-- start Material supplied --

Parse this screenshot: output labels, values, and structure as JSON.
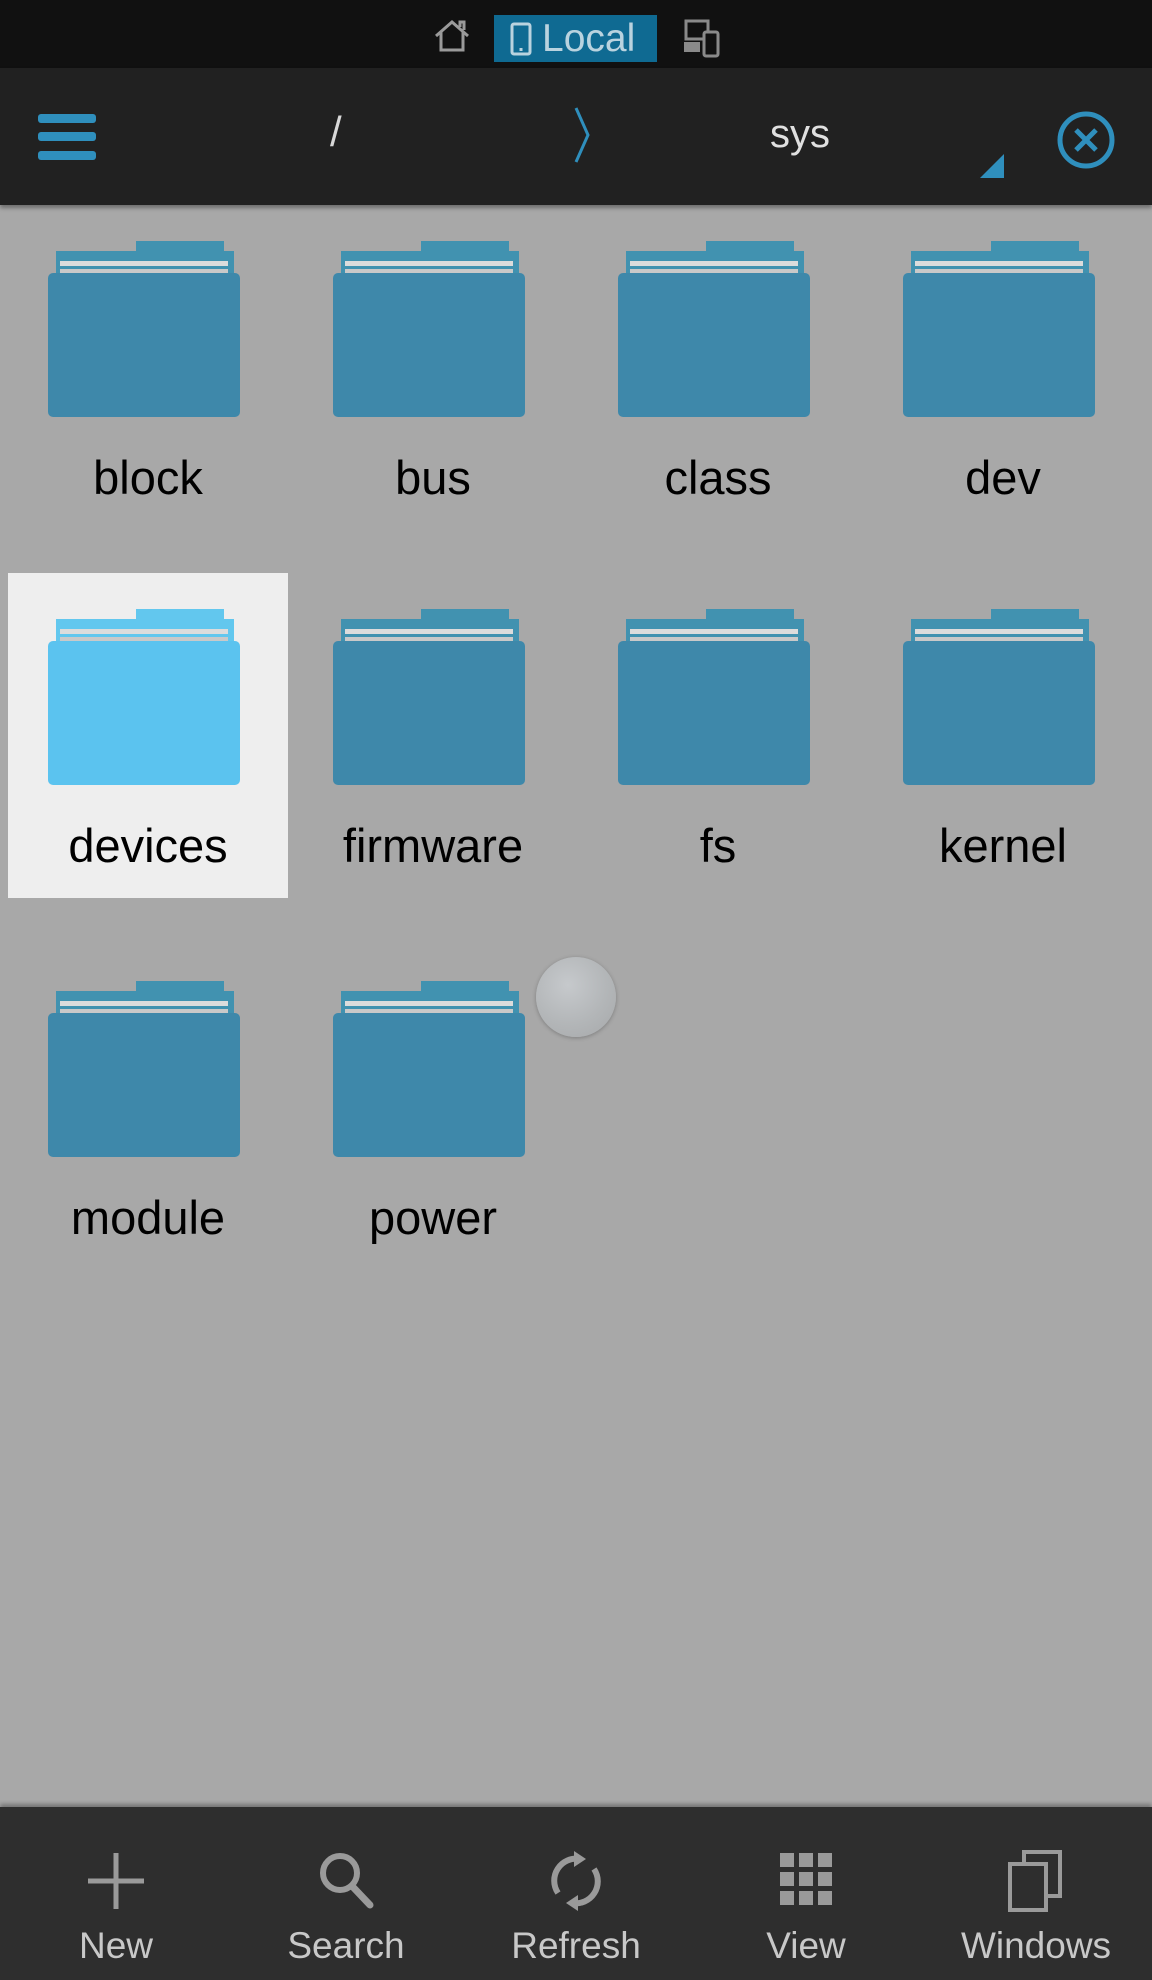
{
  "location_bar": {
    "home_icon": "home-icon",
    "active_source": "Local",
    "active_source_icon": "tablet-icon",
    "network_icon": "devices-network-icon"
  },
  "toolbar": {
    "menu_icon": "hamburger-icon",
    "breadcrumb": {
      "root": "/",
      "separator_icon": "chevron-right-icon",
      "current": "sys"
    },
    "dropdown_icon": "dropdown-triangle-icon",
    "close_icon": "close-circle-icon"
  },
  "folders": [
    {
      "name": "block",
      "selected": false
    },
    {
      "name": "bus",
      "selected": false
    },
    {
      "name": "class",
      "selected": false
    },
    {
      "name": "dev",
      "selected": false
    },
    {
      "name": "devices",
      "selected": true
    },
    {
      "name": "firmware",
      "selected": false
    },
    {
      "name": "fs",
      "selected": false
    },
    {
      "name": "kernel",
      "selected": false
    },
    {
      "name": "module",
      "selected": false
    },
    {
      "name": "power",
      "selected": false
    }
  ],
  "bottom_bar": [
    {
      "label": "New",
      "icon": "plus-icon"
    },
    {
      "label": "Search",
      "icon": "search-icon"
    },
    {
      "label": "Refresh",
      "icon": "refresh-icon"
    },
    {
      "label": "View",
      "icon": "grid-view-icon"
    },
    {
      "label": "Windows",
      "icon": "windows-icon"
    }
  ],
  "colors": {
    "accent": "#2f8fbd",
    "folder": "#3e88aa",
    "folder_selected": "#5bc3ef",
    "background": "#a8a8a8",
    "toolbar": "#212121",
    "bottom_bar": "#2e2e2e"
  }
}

-- end Material supplied --
-- start Material supplied --

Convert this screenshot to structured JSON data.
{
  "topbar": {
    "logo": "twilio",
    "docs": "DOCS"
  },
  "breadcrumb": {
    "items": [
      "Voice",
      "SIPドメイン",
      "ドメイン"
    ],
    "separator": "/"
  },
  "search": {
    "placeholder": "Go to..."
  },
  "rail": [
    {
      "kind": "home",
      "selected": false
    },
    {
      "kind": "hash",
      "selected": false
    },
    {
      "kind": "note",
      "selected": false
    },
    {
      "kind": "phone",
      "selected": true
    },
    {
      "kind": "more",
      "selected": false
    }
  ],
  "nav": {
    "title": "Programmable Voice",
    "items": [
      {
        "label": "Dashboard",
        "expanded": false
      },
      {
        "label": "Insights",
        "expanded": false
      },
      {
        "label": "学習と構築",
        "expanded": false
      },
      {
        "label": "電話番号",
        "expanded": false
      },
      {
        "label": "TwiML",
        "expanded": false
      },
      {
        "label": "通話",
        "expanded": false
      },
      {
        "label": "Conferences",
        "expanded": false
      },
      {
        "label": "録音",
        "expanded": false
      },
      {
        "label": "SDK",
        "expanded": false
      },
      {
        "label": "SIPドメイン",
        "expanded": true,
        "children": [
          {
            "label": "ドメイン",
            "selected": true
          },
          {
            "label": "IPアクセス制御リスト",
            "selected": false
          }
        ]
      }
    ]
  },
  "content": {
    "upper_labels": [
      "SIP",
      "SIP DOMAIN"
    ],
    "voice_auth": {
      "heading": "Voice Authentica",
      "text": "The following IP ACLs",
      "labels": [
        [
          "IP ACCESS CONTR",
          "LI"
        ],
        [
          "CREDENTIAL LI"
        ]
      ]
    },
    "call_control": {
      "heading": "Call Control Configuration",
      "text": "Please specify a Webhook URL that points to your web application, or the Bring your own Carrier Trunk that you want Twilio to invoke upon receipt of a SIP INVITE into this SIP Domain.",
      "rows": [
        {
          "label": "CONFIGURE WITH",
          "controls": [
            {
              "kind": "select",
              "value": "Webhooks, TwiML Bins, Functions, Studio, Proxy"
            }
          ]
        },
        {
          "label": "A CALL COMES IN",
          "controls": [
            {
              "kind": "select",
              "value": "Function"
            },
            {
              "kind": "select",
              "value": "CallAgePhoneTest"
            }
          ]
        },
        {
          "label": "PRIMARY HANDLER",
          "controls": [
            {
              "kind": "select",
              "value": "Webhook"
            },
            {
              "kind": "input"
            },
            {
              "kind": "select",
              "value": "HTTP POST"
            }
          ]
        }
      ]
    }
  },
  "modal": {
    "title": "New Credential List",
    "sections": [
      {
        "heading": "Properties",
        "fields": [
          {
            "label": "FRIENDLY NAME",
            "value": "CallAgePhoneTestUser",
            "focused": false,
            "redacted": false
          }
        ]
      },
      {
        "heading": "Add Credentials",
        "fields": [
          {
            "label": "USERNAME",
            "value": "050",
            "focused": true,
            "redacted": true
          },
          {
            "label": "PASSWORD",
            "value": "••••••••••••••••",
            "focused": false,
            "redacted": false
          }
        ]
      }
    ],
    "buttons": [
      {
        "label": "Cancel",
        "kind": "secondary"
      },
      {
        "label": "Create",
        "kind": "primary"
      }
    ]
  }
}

-- end Material supplied --

Set exercise: Tally the lines of the listing in which the word "heading" occurs, and state the total alone.

Solution below: 4